_ENTRIES SUPPLIED_

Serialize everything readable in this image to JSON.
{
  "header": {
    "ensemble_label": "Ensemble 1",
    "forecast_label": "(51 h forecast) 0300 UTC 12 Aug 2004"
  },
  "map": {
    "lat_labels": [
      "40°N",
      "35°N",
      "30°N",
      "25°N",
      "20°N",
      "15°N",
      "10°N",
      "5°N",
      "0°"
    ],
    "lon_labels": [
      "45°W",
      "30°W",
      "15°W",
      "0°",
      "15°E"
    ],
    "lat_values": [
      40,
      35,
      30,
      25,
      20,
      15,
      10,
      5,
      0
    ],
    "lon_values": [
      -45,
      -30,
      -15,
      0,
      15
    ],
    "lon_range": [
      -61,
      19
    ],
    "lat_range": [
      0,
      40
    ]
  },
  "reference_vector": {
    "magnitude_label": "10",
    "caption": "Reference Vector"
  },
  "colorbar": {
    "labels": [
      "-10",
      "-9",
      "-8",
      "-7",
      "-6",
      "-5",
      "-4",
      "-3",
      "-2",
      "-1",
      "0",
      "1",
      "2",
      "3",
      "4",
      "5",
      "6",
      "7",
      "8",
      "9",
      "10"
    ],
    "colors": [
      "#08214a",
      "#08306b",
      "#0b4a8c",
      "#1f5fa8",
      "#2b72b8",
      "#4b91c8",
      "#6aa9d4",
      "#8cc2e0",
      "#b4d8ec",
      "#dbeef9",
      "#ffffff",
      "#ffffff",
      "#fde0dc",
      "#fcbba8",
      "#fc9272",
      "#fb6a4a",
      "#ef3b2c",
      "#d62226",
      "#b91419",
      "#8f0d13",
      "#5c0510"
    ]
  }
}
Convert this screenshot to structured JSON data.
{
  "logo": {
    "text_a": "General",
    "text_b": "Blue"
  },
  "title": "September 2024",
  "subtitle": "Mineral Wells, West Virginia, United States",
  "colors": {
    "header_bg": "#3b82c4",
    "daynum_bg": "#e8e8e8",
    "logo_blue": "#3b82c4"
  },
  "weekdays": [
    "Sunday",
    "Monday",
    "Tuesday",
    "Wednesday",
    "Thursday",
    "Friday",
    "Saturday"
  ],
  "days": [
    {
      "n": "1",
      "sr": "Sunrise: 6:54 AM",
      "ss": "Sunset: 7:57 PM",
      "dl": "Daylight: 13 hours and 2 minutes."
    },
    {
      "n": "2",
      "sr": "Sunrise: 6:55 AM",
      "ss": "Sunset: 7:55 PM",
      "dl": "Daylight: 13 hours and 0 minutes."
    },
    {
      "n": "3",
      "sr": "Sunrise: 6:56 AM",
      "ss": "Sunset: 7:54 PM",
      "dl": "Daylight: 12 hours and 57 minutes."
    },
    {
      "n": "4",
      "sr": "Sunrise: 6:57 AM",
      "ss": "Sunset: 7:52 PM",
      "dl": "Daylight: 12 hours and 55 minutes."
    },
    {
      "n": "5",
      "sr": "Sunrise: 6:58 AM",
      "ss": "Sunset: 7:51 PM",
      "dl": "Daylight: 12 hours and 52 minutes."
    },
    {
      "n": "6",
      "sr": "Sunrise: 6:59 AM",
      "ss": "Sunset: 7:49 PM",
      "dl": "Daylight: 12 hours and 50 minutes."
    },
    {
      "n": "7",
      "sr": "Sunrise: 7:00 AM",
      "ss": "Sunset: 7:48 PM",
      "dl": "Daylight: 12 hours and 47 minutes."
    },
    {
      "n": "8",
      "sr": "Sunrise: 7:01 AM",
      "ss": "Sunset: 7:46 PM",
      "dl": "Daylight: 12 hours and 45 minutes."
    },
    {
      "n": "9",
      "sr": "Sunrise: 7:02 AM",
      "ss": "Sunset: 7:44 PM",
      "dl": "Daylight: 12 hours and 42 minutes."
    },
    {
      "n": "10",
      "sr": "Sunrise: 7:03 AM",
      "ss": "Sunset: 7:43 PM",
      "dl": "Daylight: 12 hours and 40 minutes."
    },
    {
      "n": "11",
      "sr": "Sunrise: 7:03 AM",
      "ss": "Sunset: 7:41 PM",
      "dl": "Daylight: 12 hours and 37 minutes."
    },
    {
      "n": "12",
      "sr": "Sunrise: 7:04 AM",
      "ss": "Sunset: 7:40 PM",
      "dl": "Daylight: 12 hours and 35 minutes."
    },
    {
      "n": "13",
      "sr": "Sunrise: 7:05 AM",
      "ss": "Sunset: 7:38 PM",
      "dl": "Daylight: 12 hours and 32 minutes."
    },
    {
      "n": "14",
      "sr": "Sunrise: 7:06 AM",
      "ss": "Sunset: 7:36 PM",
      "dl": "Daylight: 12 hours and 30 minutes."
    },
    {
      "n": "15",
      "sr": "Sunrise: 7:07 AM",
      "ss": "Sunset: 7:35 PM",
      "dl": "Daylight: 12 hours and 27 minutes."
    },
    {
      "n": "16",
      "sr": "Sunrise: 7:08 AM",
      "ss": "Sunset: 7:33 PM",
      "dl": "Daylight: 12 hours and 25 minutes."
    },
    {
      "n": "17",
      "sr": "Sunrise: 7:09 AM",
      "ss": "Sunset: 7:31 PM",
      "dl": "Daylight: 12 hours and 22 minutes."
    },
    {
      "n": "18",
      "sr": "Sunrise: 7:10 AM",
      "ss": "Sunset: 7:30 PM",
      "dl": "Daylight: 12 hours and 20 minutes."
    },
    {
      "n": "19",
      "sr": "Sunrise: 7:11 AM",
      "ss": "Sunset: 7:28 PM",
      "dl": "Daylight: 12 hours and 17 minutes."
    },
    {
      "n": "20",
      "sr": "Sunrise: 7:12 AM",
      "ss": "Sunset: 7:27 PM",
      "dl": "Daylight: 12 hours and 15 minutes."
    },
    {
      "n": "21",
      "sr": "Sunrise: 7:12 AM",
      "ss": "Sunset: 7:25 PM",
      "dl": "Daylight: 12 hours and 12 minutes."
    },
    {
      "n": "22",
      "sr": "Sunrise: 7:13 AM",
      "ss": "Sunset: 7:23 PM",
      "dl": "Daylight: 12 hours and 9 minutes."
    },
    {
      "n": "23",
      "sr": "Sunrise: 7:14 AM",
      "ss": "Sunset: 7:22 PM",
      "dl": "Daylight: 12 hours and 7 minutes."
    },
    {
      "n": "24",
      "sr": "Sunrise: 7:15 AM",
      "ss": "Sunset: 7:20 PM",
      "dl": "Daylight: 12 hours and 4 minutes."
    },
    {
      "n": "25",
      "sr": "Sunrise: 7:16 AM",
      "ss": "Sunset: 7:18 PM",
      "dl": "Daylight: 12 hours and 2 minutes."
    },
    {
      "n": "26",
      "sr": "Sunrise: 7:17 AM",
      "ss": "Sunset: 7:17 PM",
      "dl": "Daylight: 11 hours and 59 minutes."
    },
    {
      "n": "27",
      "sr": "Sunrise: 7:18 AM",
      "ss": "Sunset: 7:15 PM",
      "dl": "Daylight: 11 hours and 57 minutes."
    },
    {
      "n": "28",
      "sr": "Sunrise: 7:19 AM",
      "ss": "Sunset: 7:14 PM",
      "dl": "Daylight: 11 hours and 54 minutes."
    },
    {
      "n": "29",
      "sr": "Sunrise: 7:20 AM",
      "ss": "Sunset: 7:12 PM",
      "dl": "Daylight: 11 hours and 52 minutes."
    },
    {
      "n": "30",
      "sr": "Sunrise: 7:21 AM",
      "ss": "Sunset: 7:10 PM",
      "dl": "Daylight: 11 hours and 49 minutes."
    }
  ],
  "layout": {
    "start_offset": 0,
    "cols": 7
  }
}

_OBJECTIVE_
Say how many lines in the records above hold "JSON", and give no other text.

_FINISHED ANSWER_
2